• WHAT THE TASK REQUIRES: Output the entries word for word. Omit images.

• DATA IN THIS EXERCISE:
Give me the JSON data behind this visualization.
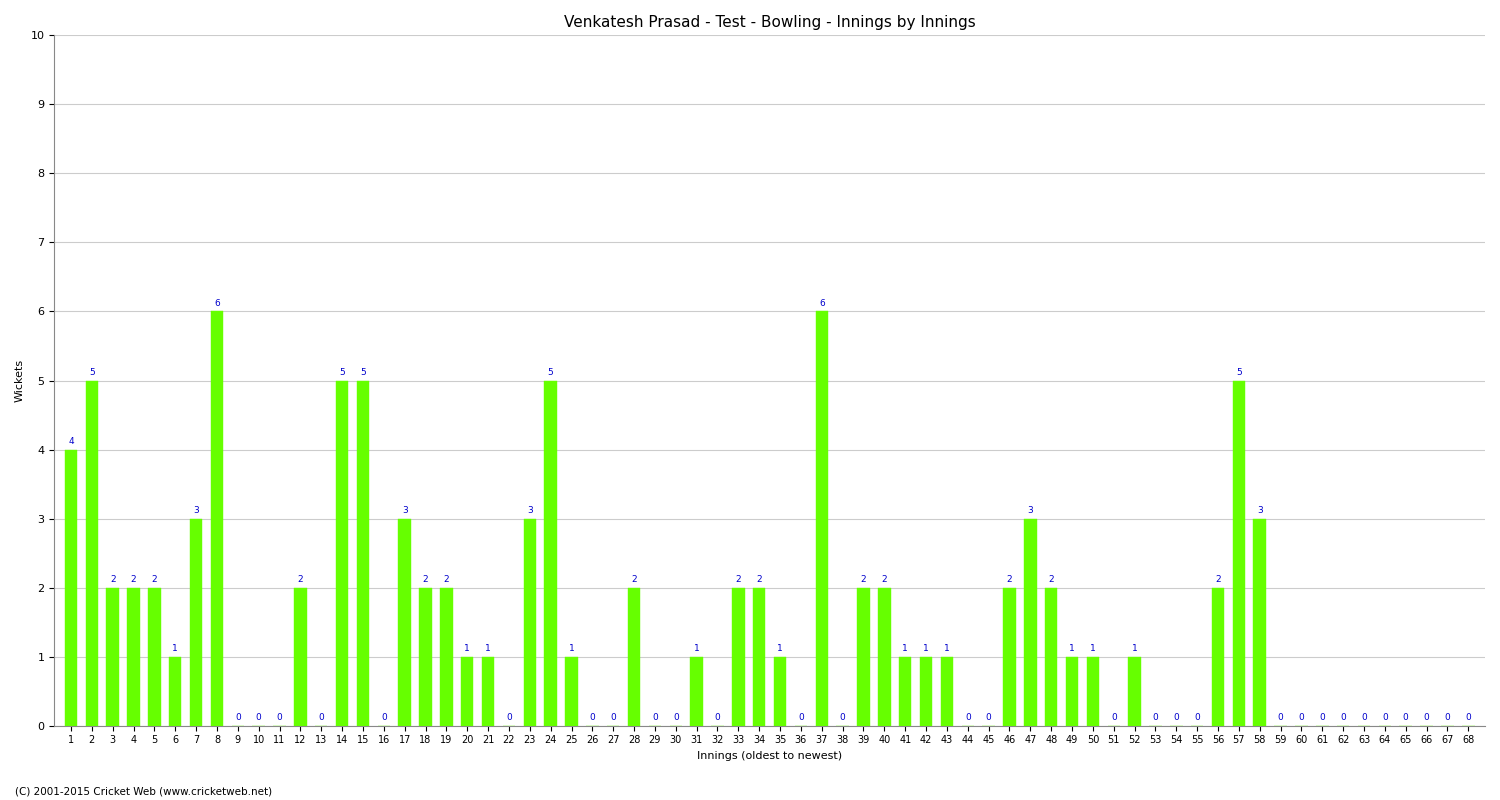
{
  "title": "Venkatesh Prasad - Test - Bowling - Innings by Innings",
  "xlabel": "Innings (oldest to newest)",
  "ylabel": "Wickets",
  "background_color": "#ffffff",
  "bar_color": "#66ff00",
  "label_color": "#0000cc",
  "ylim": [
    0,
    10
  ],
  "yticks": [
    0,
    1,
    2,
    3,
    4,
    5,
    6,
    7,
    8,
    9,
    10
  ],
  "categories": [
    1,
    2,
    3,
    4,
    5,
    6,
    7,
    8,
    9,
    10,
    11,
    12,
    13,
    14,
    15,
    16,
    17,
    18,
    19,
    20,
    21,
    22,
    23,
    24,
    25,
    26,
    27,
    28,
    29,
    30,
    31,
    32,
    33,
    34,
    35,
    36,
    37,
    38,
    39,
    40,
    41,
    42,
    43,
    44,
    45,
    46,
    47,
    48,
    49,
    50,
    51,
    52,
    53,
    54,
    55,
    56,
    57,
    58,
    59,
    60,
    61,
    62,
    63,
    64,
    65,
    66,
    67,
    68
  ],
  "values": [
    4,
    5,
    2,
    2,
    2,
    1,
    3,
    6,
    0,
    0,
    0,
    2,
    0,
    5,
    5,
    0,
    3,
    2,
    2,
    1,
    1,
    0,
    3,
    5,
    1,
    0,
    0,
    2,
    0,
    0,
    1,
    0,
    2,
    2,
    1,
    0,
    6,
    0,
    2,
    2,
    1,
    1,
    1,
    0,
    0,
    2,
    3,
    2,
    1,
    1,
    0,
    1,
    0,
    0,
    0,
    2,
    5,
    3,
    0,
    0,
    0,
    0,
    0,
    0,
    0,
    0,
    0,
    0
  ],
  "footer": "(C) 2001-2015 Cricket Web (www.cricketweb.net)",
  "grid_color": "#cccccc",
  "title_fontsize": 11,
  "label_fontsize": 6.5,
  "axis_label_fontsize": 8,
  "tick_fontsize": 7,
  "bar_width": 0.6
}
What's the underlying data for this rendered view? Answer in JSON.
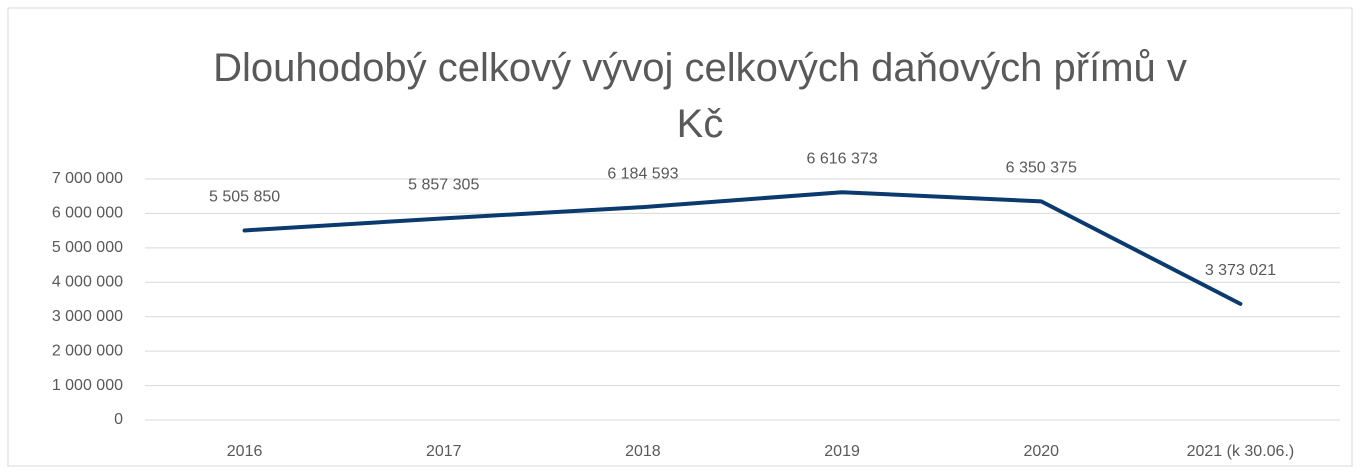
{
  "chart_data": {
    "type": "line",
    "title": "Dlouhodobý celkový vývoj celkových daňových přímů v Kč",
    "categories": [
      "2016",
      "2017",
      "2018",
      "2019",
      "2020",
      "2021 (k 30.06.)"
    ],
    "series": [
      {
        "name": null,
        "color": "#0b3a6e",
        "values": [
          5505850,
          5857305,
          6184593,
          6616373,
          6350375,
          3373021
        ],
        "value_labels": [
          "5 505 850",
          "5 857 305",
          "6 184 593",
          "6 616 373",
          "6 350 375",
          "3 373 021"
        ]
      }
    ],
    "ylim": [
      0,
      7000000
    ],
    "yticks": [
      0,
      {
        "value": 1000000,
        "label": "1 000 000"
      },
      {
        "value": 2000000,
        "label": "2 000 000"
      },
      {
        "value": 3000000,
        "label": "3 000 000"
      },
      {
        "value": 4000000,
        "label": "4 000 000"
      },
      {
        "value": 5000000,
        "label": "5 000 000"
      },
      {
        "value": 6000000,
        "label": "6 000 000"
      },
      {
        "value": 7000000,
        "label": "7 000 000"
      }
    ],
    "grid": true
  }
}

• ANSWER TO THE TASK:
Give me the JSON data behind this visualization.
{
  "title": "Venkatesh Prasad - Test - Bowling - Innings by Innings",
  "xlabel": "Innings (oldest to newest)",
  "ylabel": "Wickets",
  "background_color": "#ffffff",
  "bar_color": "#66ff00",
  "label_color": "#0000cc",
  "ylim": [
    0,
    10
  ],
  "yticks": [
    0,
    1,
    2,
    3,
    4,
    5,
    6,
    7,
    8,
    9,
    10
  ],
  "categories": [
    1,
    2,
    3,
    4,
    5,
    6,
    7,
    8,
    9,
    10,
    11,
    12,
    13,
    14,
    15,
    16,
    17,
    18,
    19,
    20,
    21,
    22,
    23,
    24,
    25,
    26,
    27,
    28,
    29,
    30,
    31,
    32,
    33,
    34,
    35,
    36,
    37,
    38,
    39,
    40,
    41,
    42,
    43,
    44,
    45,
    46,
    47,
    48,
    49,
    50,
    51,
    52,
    53,
    54,
    55,
    56,
    57,
    58,
    59,
    60,
    61,
    62,
    63,
    64,
    65,
    66,
    67,
    68
  ],
  "values": [
    4,
    5,
    2,
    2,
    2,
    1,
    3,
    6,
    0,
    0,
    0,
    2,
    0,
    5,
    5,
    0,
    3,
    2,
    2,
    1,
    1,
    0,
    3,
    5,
    1,
    0,
    0,
    2,
    0,
    0,
    1,
    0,
    2,
    2,
    1,
    0,
    6,
    0,
    2,
    2,
    1,
    1,
    1,
    0,
    0,
    2,
    3,
    2,
    1,
    1,
    0,
    1,
    0,
    0,
    0,
    2,
    5,
    3,
    0,
    0,
    0,
    0,
    0,
    0,
    0,
    0,
    0,
    0
  ],
  "footer": "(C) 2001-2015 Cricket Web (www.cricketweb.net)",
  "grid_color": "#cccccc",
  "title_fontsize": 11,
  "label_fontsize": 6.5,
  "axis_label_fontsize": 8,
  "tick_fontsize": 7,
  "bar_width": 0.6
}
What's the underlying data for this rendered view? Answer in JSON.
{
  "chart_data": {
    "type": "line",
    "title": "Dlouhodobý celkový vývoj celkových daňových přímů v Kč",
    "categories": [
      "2016",
      "2017",
      "2018",
      "2019",
      "2020",
      "2021 (k 30.06.)"
    ],
    "series": [
      {
        "name": null,
        "color": "#0b3a6e",
        "values": [
          5505850,
          5857305,
          6184593,
          6616373,
          6350375,
          3373021
        ],
        "value_labels": [
          "5 505 850",
          "5 857 305",
          "6 184 593",
          "6 616 373",
          "6 350 375",
          "3 373 021"
        ]
      }
    ],
    "ylim": [
      0,
      7000000
    ],
    "yticks": [
      0,
      {
        "value": 1000000,
        "label": "1 000 000"
      },
      {
        "value": 2000000,
        "label": "2 000 000"
      },
      {
        "value": 3000000,
        "label": "3 000 000"
      },
      {
        "value": 4000000,
        "label": "4 000 000"
      },
      {
        "value": 5000000,
        "label": "5 000 000"
      },
      {
        "value": 6000000,
        "label": "6 000 000"
      },
      {
        "value": 7000000,
        "label": "7 000 000"
      }
    ],
    "grid": true
  }
}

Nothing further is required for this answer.